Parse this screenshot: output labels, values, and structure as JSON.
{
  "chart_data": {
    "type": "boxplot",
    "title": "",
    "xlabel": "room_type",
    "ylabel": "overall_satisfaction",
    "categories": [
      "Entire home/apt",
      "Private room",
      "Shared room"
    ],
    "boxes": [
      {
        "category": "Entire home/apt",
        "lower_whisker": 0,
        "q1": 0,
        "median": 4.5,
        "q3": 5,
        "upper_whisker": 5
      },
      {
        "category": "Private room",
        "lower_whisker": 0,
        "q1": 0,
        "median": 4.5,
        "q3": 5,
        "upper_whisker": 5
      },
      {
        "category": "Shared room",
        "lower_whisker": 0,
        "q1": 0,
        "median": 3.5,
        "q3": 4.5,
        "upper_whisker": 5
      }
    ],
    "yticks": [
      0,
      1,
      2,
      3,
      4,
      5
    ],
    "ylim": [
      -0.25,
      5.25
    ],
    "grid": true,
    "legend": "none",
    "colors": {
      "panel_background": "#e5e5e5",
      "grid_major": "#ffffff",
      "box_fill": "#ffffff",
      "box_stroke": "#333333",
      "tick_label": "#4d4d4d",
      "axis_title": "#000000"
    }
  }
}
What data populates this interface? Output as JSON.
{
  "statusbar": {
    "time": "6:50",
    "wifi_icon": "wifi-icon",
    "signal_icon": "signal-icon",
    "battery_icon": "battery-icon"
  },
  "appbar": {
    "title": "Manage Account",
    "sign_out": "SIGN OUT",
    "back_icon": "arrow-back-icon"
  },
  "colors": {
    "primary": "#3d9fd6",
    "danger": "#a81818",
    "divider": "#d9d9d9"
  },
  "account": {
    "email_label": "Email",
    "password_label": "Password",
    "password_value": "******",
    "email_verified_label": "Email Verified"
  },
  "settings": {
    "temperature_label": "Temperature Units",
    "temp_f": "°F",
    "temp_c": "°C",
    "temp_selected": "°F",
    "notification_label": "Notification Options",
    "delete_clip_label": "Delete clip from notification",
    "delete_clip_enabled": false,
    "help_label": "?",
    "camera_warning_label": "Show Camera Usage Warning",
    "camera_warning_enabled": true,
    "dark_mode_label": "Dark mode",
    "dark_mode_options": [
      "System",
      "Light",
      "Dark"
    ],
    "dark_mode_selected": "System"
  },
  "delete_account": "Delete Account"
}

======

(Given problem) Your task is to quote all of the data word for word.

(Response to this task)
Parse this screenshot: output labels, values, and structure as JSON.
{
  "chart_data": {
    "type": "boxplot",
    "title": "",
    "xlabel": "room_type",
    "ylabel": "overall_satisfaction",
    "categories": [
      "Entire home/apt",
      "Private room",
      "Shared room"
    ],
    "boxes": [
      {
        "category": "Entire home/apt",
        "lower_whisker": 0,
        "q1": 0,
        "median": 4.5,
        "q3": 5,
        "upper_whisker": 5
      },
      {
        "category": "Private room",
        "lower_whisker": 0,
        "q1": 0,
        "median": 4.5,
        "q3": 5,
        "upper_whisker": 5
      },
      {
        "category": "Shared room",
        "lower_whisker": 0,
        "q1": 0,
        "median": 3.5,
        "q3": 4.5,
        "upper_whisker": 5
      }
    ],
    "yticks": [
      0,
      1,
      2,
      3,
      4,
      5
    ],
    "ylim": [
      -0.25,
      5.25
    ],
    "grid": true,
    "legend": "none",
    "colors": {
      "panel_background": "#e5e5e5",
      "grid_major": "#ffffff",
      "box_fill": "#ffffff",
      "box_stroke": "#333333",
      "tick_label": "#4d4d4d",
      "axis_title": "#000000"
    }
  }
}
What data populates this interface? Output as JSON.
{
  "statusbar": {
    "time": "6:50",
    "wifi_icon": "wifi-icon",
    "signal_icon": "signal-icon",
    "battery_icon": "battery-icon"
  },
  "appbar": {
    "title": "Manage Account",
    "sign_out": "SIGN OUT",
    "back_icon": "arrow-back-icon"
  },
  "colors": {
    "primary": "#3d9fd6",
    "danger": "#a81818",
    "divider": "#d9d9d9"
  },
  "account": {
    "email_label": "Email",
    "password_label": "Password",
    "password_value": "******",
    "email_verified_label": "Email Verified"
  },
  "settings": {
    "temperature_label": "Temperature Units",
    "temp_f": "°F",
    "temp_c": "°C",
    "temp_selected": "°F",
    "notification_label": "Notification Options",
    "delete_clip_label": "Delete clip from notification",
    "delete_clip_enabled": false,
    "help_label": "?",
    "camera_warning_label": "Show Camera Usage Warning",
    "camera_warning_enabled": true,
    "dark_mode_label": "Dark mode",
    "dark_mode_options": [
      "System",
      "Light",
      "Dark"
    ],
    "dark_mode_selected": "System"
  },
  "delete_account": "Delete Account"
}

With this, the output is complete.